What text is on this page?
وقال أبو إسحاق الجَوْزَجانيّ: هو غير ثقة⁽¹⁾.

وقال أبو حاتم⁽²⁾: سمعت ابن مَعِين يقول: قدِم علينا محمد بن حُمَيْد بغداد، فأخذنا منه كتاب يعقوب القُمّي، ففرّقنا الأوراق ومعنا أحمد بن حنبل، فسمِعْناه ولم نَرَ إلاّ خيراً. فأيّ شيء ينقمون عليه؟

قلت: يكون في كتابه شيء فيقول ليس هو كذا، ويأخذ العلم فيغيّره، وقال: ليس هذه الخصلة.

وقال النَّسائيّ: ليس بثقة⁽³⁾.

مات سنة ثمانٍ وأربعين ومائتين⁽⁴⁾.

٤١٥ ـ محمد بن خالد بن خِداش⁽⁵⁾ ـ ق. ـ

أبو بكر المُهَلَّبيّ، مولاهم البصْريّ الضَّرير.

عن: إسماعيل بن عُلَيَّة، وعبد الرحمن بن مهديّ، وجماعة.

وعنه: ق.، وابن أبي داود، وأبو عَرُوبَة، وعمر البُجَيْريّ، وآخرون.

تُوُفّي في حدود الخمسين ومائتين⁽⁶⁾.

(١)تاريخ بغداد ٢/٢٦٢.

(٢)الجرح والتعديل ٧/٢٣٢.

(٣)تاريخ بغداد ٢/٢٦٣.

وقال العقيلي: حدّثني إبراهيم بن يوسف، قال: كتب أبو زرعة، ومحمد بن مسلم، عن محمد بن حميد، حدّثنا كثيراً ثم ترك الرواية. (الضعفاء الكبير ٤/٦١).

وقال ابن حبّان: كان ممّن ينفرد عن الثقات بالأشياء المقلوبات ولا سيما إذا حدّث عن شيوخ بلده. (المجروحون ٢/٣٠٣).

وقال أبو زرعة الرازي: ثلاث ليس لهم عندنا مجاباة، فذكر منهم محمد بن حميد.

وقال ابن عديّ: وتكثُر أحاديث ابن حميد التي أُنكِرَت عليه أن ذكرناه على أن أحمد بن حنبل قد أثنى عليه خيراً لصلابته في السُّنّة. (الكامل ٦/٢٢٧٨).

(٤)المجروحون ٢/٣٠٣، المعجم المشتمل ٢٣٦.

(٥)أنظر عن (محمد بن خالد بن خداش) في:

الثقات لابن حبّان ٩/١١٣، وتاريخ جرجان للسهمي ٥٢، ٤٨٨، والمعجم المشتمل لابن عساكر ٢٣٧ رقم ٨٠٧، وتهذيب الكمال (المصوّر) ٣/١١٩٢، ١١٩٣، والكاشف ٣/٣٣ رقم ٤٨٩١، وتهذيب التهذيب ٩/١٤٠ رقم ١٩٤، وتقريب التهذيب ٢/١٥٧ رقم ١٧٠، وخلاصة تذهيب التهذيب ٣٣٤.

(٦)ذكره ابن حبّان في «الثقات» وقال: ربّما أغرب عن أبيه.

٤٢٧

→ **Work required**
The records are above. How many lines in them contain the word "بغداد"? Give the number alone.

→ **The response**
3